§ Data supplied
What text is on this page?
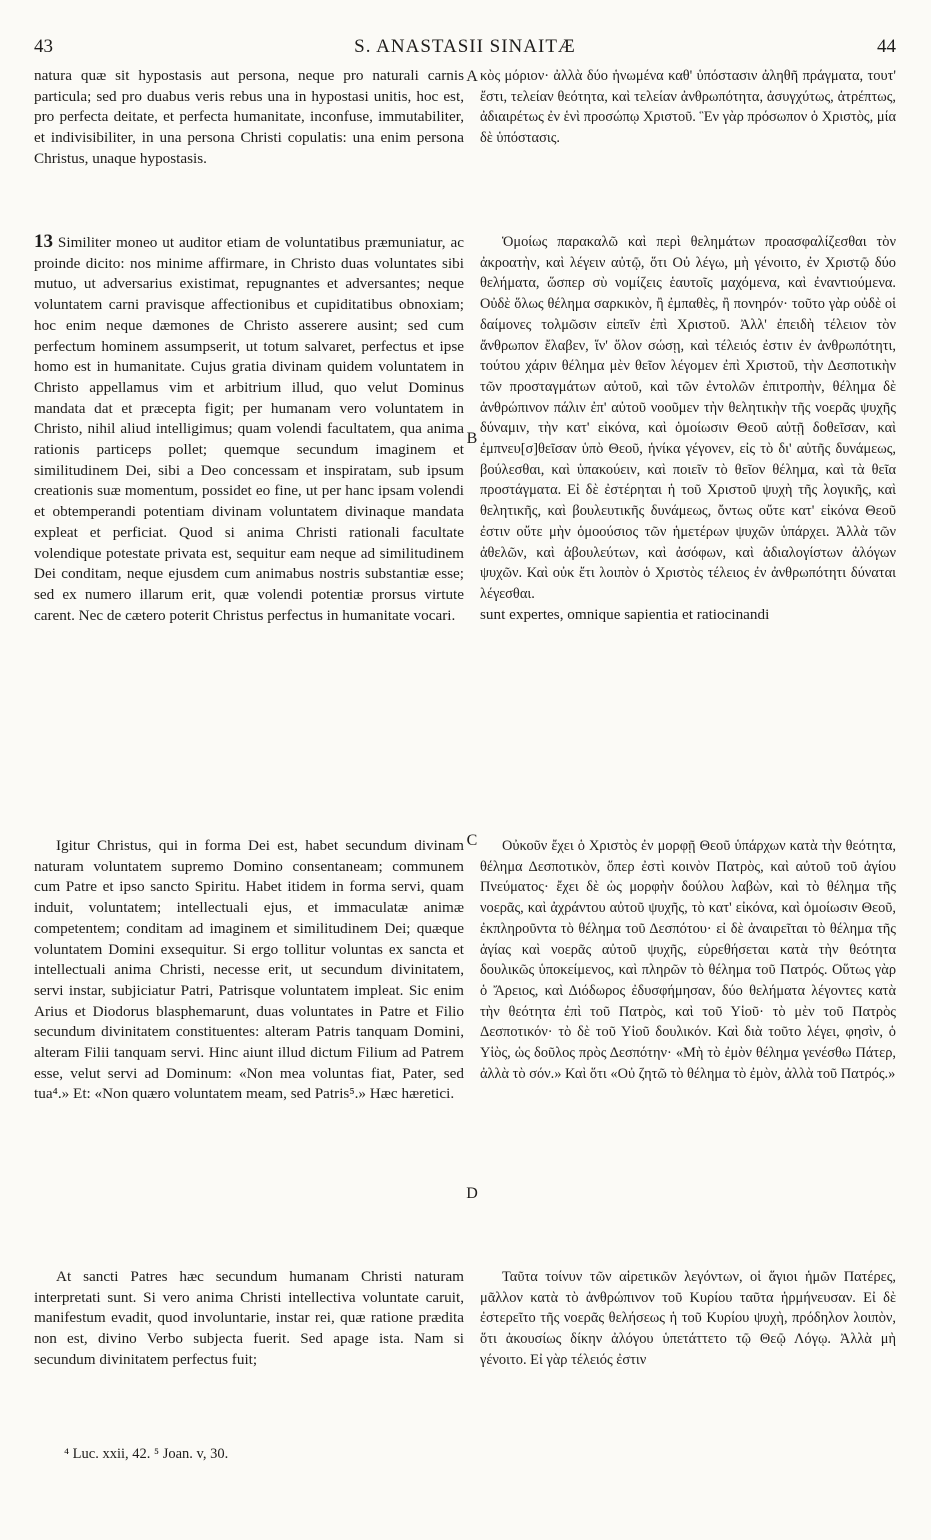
43	S. ANASTASII SINAITÆ	44

natura quæ sit hypostasis aut persona, neque pro naturali carnis particula; sed pro duabus veris rebus una in hypostasi unitis, hoc est, pro perfecta deitate, et perfecta humanitate, inconfuse, immutabiliter, et indivisibiliter, in una persona Christi copulatis: una enim persona Christus, unaque hypostasis.

13 Similiter moneo ut auditor etiam de voluntatibus præmuniatur, ac proinde dicito: nos minime affirmare, in Christo duas voluntates sibi mutuo, ut adversarius existimat, repugnantes et adversantes; neque voluntatem carni pravisque affectionibus et cupiditatibus obnoxiam; hoc enim neque dæmones de Christo asserere ausint; sed cum perfectum hominem assumpserit, ut totum salvaret, perfectus et ipse homo est in humanitate. Cujus gratia divinam quidem voluntatem in Christo appellamus vim et arbitrium illud, quo velut Dominus mandata dat et præcepta figit; per humanam vero voluntatem in Christo, nihil aliud intelligimus; quam volendi facultatem, qua anima rationis particeps pollet; quemque secundum imaginem et similitudinem Dei, sibi a Deo concessam et inspiratam, sub ipsum creationis suæ momentum, possidet eo fine, ut per hanc ipsam volendi et obtemperandi potentiam divinam voluntatem divinaque mandata expleat et perficiat. Quod si anima Christi rationali facultate volendique potestate privata est, sequitur eam neque ad similitudinem Dei conditam, neque ejusdem cum animabus nostris substantiæ esse; sed ex numero illarum erit, quæ volendi potentiæ prorsus virtute carent. Nec de cætero poterit Christus perfectus in humanitate vocari.

Igitur Christus, qui in forma Dei est, habet secundum divinam naturam voluntatem supremo Domino consentaneam; communem cum Patre et ipso sancto Spiritu. Habet itidem in forma servi, quam induit, voluntatem; intellectuali ejus, et immaculatæ animæ competentem; conditam ad imaginem et similitudinem Dei; quæque voluntatem Domini exsequitur. Si ergo tollitur voluntas ex sancta et intellectuali anima Christi, necesse erit, ut secundum divinitatem, servi instar, subjiciatur Patri, Patrisque voluntatem impleat. Sic enim Arius et Diodorus blasphemarunt, duas voluntates in Patre et Filio secundum divinitatem constituentes: alteram Patris tanquam Domini, alteram Filii tanquam servi. Hinc aiunt illud dictum Filium ad Patrem esse, velut servi ad Dominum: «Non mea voluntas fiat, Pater, sed tua⁴.» Et: «Non quæro voluntatem meam, sed Patris⁵.» Hæc hæretici.

At sancti Patres hæc secundum humanam Christi naturam interpretati sunt. Si vero anima Christi intellectiva voluntate caruit, manifestum evadit, quod involuntarie, instar rei, quæ ratione prædita non est, divino Verbo subjecta fuerit. Sed apage ista. Nam si secundum divinitatem perfectus fuit;

κὸς μόριον· ἀλλὰ δύο ἡνωμένα καθ' ὑπόστασιν ἀληθῆ πράγματα, τουτ' ἔστι, τελείαν θεότητα, καὶ τελείαν ἀνθρωπότητα, ἀσυγχύτως, ἀτρέπτως, ἀδιαιρέτως ἐν ἑνὶ προσώπῳ Χριστοῦ. Ἓν γὰρ πρόσωπον ὁ Χριστὸς, μία δὲ ὑπόστασις.

Ὁμοίως παρακαλῶ καὶ περὶ θελημάτων προασφαλίζεσθαι τὸν ἀκροατὴν, καὶ λέγειν αὐτῷ, ὅτι Οὐ λέγω, μὴ γένοιτο, ἐν Χριστῷ δύο θελήματα, ὥσπερ σὺ νομίζεις ἑαυτοῖς μαχόμενα, καὶ ἐναντιούμενα. Οὐδὲ ὅλως θέλημα σαρκικὸν, ἢ ἐμπαθὲς, ἢ πονηρόν· τοῦτο γὰρ οὐδὲ οἱ δαίμονες τολμῶσιν εἰπεῖν ἐπὶ Χριστοῦ. Ἀλλ' ἐπειδὴ τέλειον τὸν ἄνθρωπον ἔλαβεν, ἵν' ὅλον σώσῃ, καὶ τέλειός ἐστιν ἐν ἀνθρωπότητι, τούτου χάριν θέλημα μὲν θεῖον λέγομεν ἐπὶ Χριστοῦ, τὴν Δεσποτικὴν τῶν προσταγμάτων αὐτοῦ, καὶ τῶν ἐντολῶν ἐπιτροπὴν, θέλημα δὲ ἀνθρώπινον πάλιν ἐπ' αὐτοῦ νοοῦμεν τὴν θελητικὴν τῆς νοερᾶς ψυχῆς δύναμιν, τὴν κατ' εἰκόνα, καὶ ὁμοίωσιν Θεοῦ αὐτῇ δοθεῖσαν, καὶ ἐμπνευ[σ]θεῖσαν ὑπὸ Θεοῦ, ἡνίκα γέγονεν, εἰς τὸ δι' αὐτῆς δυνάμεως, βούλεσθαι, καὶ ὑπακούειν, καὶ ποιεῖν τὸ θεῖον θέλημα, καὶ τὰ θεῖα προστάγματα. Εἰ δὲ ἐστέρηται ἡ τοῦ Χριστοῦ ψυχὴ τῆς λογικῆς, καὶ θελητικῆς, καὶ βουλευτικῆς δυνάμεως, ὄντως οὔτε κατ' εἰκόνα Θεοῦ ἐστιν οὔτε μὴν ὁμοούσιος τῶν ἡμετέρων ψυχῶν ὑπάρχει. Ἀλλὰ τῶν ἀθελῶν, καὶ ἀβουλεύτων, καὶ ἀσόφων, καὶ ἀδιαλογίστων ἀλόγων ψυχῶν. Καὶ οὐκ ἔτι λοιπὸν ὁ Χριστὸς τέλειος ἐν ἀνθρωπότητι δύναται λέγεσθαι.

sunt expertes, omnique sapientia et ratiocinandi

Οὐκοῦν ἔχει ὁ Χριστὸς ἐν μορφῇ Θεοῦ ὑπάρχων κατὰ τὴν θεότητα, θέλημα Δεσποτικὸν, ὅπερ ἐστὶ κοινὸν Πατρὸς, καὶ αὐτοῦ τοῦ ἁγίου Πνεύματος· ἔχει δὲ ὡς μορφὴν δούλου λαβὼν, καὶ τὸ θέλημα τῆς νοερᾶς, καὶ ἀχράντου αὐτοῦ ψυχῆς, τὸ κατ' εἰκόνα, καὶ ὁμοίωσιν Θεοῦ, ἐκπληροῦντα τὸ θέλημα τοῦ Δεσπότου· εἰ δὲ ἀναιρεῖται τὸ θέλημα τῆς ἁγίας καὶ νοερᾶς αὐτοῦ ψυχῆς, εὑρεθήσεται κατὰ τὴν θεότητα δουλικῶς ὑποκείμενος, καὶ πληρῶν τὸ θέλημα τοῦ Πατρός. Οὕτως γὰρ ὁ Ἄρειος, καὶ Διόδωρος ἐδυσφήμησαν, δύο θελήματα λέγοντες κατὰ τὴν θεότητα ἐπὶ τοῦ Πατρὸς, καὶ τοῦ Υἱοῦ· τὸ μὲν τοῦ Πατρὸς Δεσποτικόν· τὸ δὲ τοῦ Υἱοῦ δουλικόν. Καὶ διὰ τοῦτο λέγει, φησὶν, ὁ Υἱὸς, ὡς δοῦλος πρὸς Δεσπότην· «Μὴ τὸ ἐμὸν θέλημα γενέσθω Πάτερ, ἀλλὰ τὸ σόν.» Καὶ ὅτι «Οὐ ζητῶ τὸ θέλημα τὸ ἐμὸν, ἀλλὰ τοῦ Πατρός.»

Ταῦτα τοίνυν τῶν αἱρετικῶν λεγόντων, οἱ ἅγιοι ἡμῶν Πατέρες, μᾶλλον κατὰ τὸ ἀνθρώπινον τοῦ Κυρίου ταῦτα ἡρμήνευσαν. Εἰ δὲ ἐστερεῖτο τῆς νοερᾶς θελήσεως ἡ τοῦ Κυρίου ψυχὴ, πρόδηλον λοιπὸν, ὅτι ἀκουσίως δίκην ἀλόγου ὑπετάττετο τῷ Θεῷ Λόγῳ. Ἀλλὰ μὴ γένοιτο. Εἰ γὰρ τέλειός ἐστιν

A
B
C
D
⁴ Luc. xxii, 42. ⁵ Joan. v, 30.
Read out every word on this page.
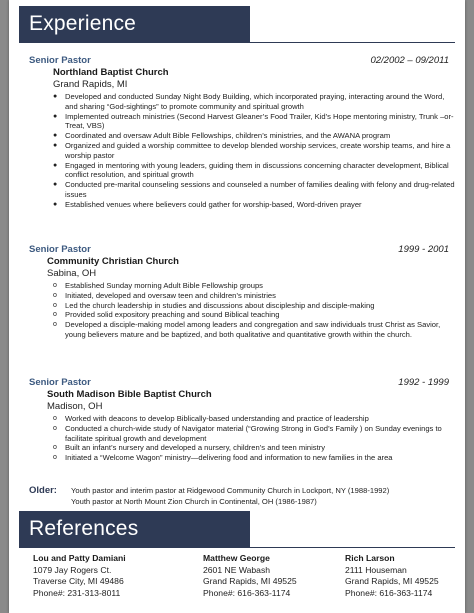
Experience
Senior Pastor	02/2002 – 09/2011
Northland Baptist Church
Grand Rapids, MI
● Developed and conducted Sunday Night Body Building, which incorporated praying, interacting around the Word, and sharing “God-sightings” to promote community and spiritual growth
● Implemented outreach ministries (Second Harvest Gleaner’s Food Trailer, Kid’s Hope mentoring ministry, Trunk –or-Treat, VBS)
● Coordinated and oversaw Adult Bible Fellowships, children’s ministries, and the AWANA program
● Organized and guided a worship committee to develop blended worship services, create worship teams, and hire a worship pastor
● Engaged in mentoring with young leaders, guiding them in discussions concerning character development, Biblical conflict resolution, and spiritual growth
● Conducted pre-marital counseling sessions and counseled a number of families dealing with felony and drug-related issues
● Established venues where believers could gather for worship-based, Word-driven prayer
Senior Pastor	1999 - 2001
Community Christian Church
Sabina, OH
o Established Sunday morning Adult Bible Fellowship groups
o Initiated, developed and oversaw teen and children’s ministries
o Led the church leadership in studies and discussions about discipleship and disciple-making
o Provided solid expository preaching and sound Biblical teaching
o Developed a disciple-making model among leaders and congregation and saw individuals trust Christ as Savior, young believers mature and be baptized, and both qualitative and quantitative growth within the church.
Senior Pastor	1992 - 1999
South Madison Bible Baptist Church
Madison, OH
o Worked with deacons to develop Biblically-based understanding and practice of leadership
o Conducted a church-wide study of Navigator material (“Growing Strong in God’s Family ) on Sunday evenings to facilitate spiritual growth and development
o Built an infant’s nursery and developed a nursery, children’s and teen ministry
o Initiated a “Welcome Wagon” ministry—delivering food and information to new families in the area
Older: Youth pastor and interim pastor at Ridgewood Community Church in Lockport, NY (1988-1992)
Youth pastor at North Mount Zion Church in Continental, OH (1986-1987)
References
Lou and Patty Damiani
1079 Jay Rogers Ct.
Traverse City, MI 49486
Phone#: 231-313-8011
Matthew George
2601 NE Wabash
Grand Rapids, MI 49525
Phone#: 616-363-1174
Rich Larson
2111 Houseman
Grand Rapids, MI 49525
Phone#: 616-363-1174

§ Work to complete
Search the entries for "children" and copy out each line that has it.

§ Solution to the problem
● Coordinated and oversaw Adult Bible Fellowships, children’s ministries, and the AWANA program
o Initiated, developed and oversaw teen and children’s ministries
o Built an infant’s nursery and developed a nursery, children’s and teen ministry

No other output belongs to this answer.